### [READING PASSAGE]
════════════════════
Monday, May 26, 1997

By WILLIAM FURTWANGLER
Post and Courier reviewer


     Spoleto Festival USA's second operatic offering was Benjamin Britten's rarely performed "Curlew River."
     It opened Sunday night to a full house full of misty stage fog inside the Circular Congregational Church, with monks processing and chanting plainsong.
     It ended with a well-deserved standing ovation and well-earned bravos.
     Britten preferred to call "Curlew River" a parable for church performance (the first of three he was to write).
     Based on a Japanese Noh play "Sumida-gawa" (Sumida River) by Juro Motomasa (15th century), "Curlew River" was set by Britten and his librettist William Plomer in the fen country of Medieval East Anglia. It has an all-male cast, as do Noh plays and Medieval mystery plays.
     Director Ping Chong's common ground setting, adding even more than Britten and Plomer to the convergence of East and West, creates intense dramatic music theater.
REVIEW
CURLEW RIVER: directed by Ping Chong; musical direction by Joseph Flummerfelt; set design by Paul Weimer; costume design by Stefani Mar and lighting design by John McLain; at the Circular Congregational Church, at 8:30 p.m. Thursday, Sunday, June 2 and 6.
THE CAST: Madwoman- Peter Kazaras
Ferryman - Perry Ward
Traveler - Steven Mortier
Abbot/Chorus Leader - Rodney Briscoe
Spirit of the Boy - Josh Strickland

    
     The very severe and stylized classical acting of the Noh and theimaginative costumes (Japanese and Medieval and Renaissance European) merged uniquely with Britten's sparse orchestration and single and multiple melodic lines based on linear elements.
     In fact, it is Britten's music that elevates this simple story, about a madwoman seeking her lost son, above the usual.
     Peter Kazaras' clear, direct tenor was imposing as the Madwoman, following Britten's almost impossibly slow pace. Perry Ward gave the role of The Ferryman who takes people across the Curlew River a heft and presence with a rich baritone that was both ominous and sympathetic.
     Baritone Steven Mortier's Traveler was outstanding and firm. Rodney Briscoe, baritone, was consistently distinctive as The Abbott and leader of the chorus. As the Spirit of the Boy, Josh Strickland's angelic treble simply transported the moment.
════════════════════
### [ROWS]
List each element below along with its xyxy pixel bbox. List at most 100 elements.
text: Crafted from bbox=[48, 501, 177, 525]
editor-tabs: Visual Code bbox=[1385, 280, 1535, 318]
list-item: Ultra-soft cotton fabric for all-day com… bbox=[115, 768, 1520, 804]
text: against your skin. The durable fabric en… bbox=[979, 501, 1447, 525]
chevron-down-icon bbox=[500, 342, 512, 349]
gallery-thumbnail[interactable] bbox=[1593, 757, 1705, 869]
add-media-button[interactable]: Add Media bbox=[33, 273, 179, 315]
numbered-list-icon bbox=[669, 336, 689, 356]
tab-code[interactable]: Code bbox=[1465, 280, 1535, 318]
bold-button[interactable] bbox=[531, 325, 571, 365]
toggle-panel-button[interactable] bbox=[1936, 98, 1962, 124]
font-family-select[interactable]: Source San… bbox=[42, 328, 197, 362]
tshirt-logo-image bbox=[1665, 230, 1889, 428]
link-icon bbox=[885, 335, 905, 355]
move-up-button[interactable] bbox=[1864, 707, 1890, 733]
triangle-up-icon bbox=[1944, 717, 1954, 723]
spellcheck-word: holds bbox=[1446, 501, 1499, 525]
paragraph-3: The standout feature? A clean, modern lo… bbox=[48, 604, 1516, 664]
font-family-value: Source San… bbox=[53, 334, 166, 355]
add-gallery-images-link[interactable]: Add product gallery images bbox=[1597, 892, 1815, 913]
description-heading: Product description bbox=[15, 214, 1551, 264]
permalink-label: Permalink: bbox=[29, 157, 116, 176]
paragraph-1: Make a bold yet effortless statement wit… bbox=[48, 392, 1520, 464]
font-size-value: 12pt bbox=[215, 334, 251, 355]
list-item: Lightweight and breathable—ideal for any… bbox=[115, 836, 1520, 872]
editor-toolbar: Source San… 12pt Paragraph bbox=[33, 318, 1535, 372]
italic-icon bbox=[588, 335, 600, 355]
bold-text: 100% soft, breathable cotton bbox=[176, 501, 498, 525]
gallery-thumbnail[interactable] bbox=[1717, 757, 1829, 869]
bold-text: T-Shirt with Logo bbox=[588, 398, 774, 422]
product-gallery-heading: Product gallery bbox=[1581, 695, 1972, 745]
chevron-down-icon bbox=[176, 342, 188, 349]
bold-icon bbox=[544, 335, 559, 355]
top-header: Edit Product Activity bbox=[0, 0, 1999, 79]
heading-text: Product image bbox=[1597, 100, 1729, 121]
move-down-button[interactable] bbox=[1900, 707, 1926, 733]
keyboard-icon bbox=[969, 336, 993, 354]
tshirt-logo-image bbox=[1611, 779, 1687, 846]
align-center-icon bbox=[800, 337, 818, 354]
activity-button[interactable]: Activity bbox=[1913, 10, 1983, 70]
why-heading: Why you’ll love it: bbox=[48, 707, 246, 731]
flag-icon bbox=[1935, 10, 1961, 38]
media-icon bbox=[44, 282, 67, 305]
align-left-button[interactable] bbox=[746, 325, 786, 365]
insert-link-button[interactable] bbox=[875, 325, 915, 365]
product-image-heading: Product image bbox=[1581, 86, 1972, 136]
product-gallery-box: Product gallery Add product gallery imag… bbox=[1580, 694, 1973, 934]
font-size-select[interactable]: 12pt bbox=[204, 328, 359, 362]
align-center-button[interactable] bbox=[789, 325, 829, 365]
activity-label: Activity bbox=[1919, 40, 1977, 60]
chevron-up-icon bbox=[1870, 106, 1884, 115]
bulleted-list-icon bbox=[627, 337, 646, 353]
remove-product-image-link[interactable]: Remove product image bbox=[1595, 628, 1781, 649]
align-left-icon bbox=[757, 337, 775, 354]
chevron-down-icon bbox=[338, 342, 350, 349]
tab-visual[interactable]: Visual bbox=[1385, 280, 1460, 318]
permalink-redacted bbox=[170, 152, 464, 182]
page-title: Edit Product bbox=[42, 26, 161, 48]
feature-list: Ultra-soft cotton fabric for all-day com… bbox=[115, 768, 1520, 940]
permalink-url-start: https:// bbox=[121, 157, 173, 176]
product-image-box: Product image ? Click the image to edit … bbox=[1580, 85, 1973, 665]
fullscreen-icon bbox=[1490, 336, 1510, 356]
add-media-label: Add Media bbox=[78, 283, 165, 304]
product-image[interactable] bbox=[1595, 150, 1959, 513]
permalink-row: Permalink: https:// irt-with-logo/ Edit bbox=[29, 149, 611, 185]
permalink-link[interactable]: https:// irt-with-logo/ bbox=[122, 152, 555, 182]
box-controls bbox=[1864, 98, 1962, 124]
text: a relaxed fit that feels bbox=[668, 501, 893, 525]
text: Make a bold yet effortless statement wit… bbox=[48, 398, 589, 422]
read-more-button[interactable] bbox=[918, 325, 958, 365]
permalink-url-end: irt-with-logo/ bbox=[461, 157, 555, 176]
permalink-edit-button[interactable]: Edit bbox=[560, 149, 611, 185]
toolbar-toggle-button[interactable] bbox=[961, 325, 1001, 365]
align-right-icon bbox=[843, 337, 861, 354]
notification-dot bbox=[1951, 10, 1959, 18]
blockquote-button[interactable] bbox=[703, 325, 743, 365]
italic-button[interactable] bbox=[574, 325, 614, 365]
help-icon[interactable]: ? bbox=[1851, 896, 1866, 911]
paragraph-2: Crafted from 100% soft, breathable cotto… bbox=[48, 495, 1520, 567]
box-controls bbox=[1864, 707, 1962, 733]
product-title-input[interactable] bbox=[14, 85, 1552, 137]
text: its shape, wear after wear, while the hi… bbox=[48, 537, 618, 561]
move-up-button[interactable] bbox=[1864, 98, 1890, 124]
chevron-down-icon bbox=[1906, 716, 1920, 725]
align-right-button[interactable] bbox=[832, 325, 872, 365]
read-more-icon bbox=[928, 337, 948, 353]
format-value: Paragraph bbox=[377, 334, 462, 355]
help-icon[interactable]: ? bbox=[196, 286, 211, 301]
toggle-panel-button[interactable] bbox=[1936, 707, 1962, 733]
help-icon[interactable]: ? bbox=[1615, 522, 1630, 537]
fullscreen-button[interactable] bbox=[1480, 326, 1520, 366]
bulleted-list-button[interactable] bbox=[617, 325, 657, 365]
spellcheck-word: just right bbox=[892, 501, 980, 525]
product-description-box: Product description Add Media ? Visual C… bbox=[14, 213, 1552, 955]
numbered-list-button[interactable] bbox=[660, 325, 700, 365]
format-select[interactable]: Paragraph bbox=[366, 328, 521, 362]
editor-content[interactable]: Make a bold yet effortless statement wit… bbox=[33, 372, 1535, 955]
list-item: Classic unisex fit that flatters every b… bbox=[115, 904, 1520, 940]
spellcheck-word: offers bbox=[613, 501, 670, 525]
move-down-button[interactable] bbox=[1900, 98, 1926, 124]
════════════════════
### [INSTRUCTION 1]
According to the Curlew River review, which Japanese play is "Curlew River" based on?
### [INSTRUCTION 2]
Quote the Curlew River review starting at "Spoleto Festival USA's" and ending at "and well-earned bravos.".
### [INSTRUCTION 3]
Continue the Curlew River review from where it stops.
The listing has no connection to the Curlew River review.

### [RIGHT ANSWER 1]
It is based on the Noh play "Sumida-gawa" (Sumida River) by Juro Motomasa.

### [RIGHT ANSWER 2]
Spoleto Festival USA's second operatic offering was Benjamin Britten's rarely performed "Curlew River."
     It opened Sunday night to a full house full of misty stage fog inside the Circular Congregational Church, with monks processing and chanting plainsong.
     It ended with a well-deserved standing ovation and well-earned bravos.

### [RIGHT ANSWER 3]
     The members of the Westminster Choir who sang the roles of the Chorus of Pilgrims were extraordinary.
     There was no conductor, but music direction was by Joseph Flummerfelt. He shaped the seven instrumentalists, not to mention the singers, into one unified, self-directing force of energy.
     Britten identified instruments with the characters. The Ferryman was represented by the horn (Mollie Pate) and the viola (Mark Butin), the Madwoman by the flute (Meldi Arkinstall) and the Traveler by the harp (Laura Sherman) and double bass (Irving Steinberg).
     In addition, there was percussion (five untuned drums and some bells) expertly executed by Richard Graber and an organ played with underlying impact by Nancianne Parrella.
     They were able to catch Britten's quirky mix of Balinese, Japanese and Western music like they had been playing it all their lives.
     John McLain's unobtrusive lighting enhanced the theatrical effect. Stefani Mar's costumes were brilliant in their simplicity or complexity, mirroring the varying dimensions of the script. Paul Weimer's set design was basic, as called for.
     The play is gloomy, close to a Greek tragedy, inexorable in its movement to final catharsis.
     But by placing the play in the Medieval tradition of liturgical drama, and within the framework of processional and recessional plainsong, Britten and Plomer were able to get beyond the despair and melancholy of the Madwoman weeping without comfort at the end of the Noh play and provide for her salvation and grace.
     "Curlew River," like Berg's "Wozzeck," is not easy going. There aren't any tunes here to hum after you leave the performance. But it is great theater that puts an imprint on your brain that you can't easily forget.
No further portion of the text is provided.